■ Directions for this task
Output the data exactly, with every line intact.

──────── Entries provided

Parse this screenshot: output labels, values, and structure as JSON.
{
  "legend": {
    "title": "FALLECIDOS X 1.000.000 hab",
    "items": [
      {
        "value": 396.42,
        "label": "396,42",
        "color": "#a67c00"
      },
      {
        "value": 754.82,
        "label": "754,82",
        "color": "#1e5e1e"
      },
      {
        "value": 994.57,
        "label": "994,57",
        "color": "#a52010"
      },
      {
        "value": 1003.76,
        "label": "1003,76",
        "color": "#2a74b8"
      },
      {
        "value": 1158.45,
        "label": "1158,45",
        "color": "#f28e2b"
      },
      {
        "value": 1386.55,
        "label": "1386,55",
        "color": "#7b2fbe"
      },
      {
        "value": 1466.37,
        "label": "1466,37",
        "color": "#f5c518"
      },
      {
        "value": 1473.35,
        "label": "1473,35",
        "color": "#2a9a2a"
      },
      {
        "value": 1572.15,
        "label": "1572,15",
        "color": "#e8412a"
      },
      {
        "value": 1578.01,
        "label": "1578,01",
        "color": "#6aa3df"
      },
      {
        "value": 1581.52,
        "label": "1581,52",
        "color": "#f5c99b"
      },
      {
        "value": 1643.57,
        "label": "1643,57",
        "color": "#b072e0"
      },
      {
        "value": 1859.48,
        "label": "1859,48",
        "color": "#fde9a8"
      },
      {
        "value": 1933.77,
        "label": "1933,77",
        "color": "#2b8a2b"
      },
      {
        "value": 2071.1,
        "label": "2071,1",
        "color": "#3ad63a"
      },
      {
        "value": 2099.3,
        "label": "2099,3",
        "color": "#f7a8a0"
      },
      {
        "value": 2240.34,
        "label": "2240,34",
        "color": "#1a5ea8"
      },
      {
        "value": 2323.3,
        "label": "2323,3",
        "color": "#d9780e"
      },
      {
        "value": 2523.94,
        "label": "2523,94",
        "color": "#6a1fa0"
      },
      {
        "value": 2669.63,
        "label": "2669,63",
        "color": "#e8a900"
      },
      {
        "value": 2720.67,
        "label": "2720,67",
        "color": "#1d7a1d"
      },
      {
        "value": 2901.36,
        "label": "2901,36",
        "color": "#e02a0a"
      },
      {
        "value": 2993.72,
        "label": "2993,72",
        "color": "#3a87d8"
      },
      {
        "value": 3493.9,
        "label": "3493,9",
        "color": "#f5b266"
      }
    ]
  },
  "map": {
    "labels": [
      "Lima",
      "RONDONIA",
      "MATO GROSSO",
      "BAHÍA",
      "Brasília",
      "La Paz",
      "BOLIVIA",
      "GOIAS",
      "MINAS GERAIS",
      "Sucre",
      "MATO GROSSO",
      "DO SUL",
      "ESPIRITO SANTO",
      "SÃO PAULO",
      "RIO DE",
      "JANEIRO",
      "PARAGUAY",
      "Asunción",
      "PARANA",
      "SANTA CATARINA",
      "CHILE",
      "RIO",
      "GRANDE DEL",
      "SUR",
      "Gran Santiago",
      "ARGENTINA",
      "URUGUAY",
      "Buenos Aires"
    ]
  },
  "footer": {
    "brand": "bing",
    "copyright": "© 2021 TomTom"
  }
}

────────────────

■ Answer to this problem
Parse this screenshot: output labels, values, and structure as JSON.
{
  "legend": {
    "title": "FALLECIDOS X 1.000.000 hab",
    "items": [
      {
        "value": 396.42,
        "label": "396,42",
        "color": "#a67c00"
      },
      {
        "value": 754.82,
        "label": "754,82",
        "color": "#1e5e1e"
      },
      {
        "value": 994.57,
        "label": "994,57",
        "color": "#a52010"
      },
      {
        "value": 1003.76,
        "label": "1003,76",
        "color": "#2a74b8"
      },
      {
        "value": 1158.45,
        "label": "1158,45",
        "color": "#f28e2b"
      },
      {
        "value": 1386.55,
        "label": "1386,55",
        "color": "#7b2fbe"
      },
      {
        "value": 1466.37,
        "label": "1466,37",
        "color": "#f5c518"
      },
      {
        "value": 1473.35,
        "label": "1473,35",
        "color": "#2a9a2a"
      },
      {
        "value": 1572.15,
        "label": "1572,15",
        "color": "#e8412a"
      },
      {
        "value": 1578.01,
        "label": "1578,01",
        "color": "#6aa3df"
      },
      {
        "value": 1581.52,
        "label": "1581,52",
        "color": "#f5c99b"
      },
      {
        "value": 1643.57,
        "label": "1643,57",
        "color": "#b072e0"
      },
      {
        "value": 1859.48,
        "label": "1859,48",
        "color": "#fde9a8"
      },
      {
        "value": 1933.77,
        "label": "1933,77",
        "color": "#2b8a2b"
      },
      {
        "value": 2071.1,
        "label": "2071,1",
        "color": "#3ad63a"
      },
      {
        "value": 2099.3,
        "label": "2099,3",
        "color": "#f7a8a0"
      },
      {
        "value": 2240.34,
        "label": "2240,34",
        "color": "#1a5ea8"
      },
      {
        "value": 2323.3,
        "label": "2323,3",
        "color": "#d9780e"
      },
      {
        "value": 2523.94,
        "label": "2523,94",
        "color": "#6a1fa0"
      },
      {
        "value": 2669.63,
        "label": "2669,63",
        "color": "#e8a900"
      },
      {
        "value": 2720.67,
        "label": "2720,67",
        "color": "#1d7a1d"
      },
      {
        "value": 2901.36,
        "label": "2901,36",
        "color": "#e02a0a"
      },
      {
        "value": 2993.72,
        "label": "2993,72",
        "color": "#3a87d8"
      },
      {
        "value": 3493.9,
        "label": "3493,9",
        "color": "#f5b266"
      }
    ]
  },
  "map": {
    "labels": [
      "Lima",
      "RONDONIA",
      "MATO GROSSO",
      "BAHÍA",
      "Brasília",
      "La Paz",
      "BOLIVIA",
      "GOIAS",
      "MINAS GERAIS",
      "Sucre",
      "MATO GROSSO",
      "DO SUL",
      "ESPIRITO SANTO",
      "SÃO PAULO",
      "RIO DE",
      "JANEIRO",
      "PARAGUAY",
      "Asunción",
      "PARANA",
      "SANTA CATARINA",
      "CHILE",
      "RIO",
      "GRANDE DEL",
      "SUR",
      "Gran Santiago",
      "ARGENTINA",
      "URUGUAY",
      "Buenos Aires"
    ]
  },
  "footer": {
    "brand": "bing",
    "copyright": "© 2021 TomTom"
  }
}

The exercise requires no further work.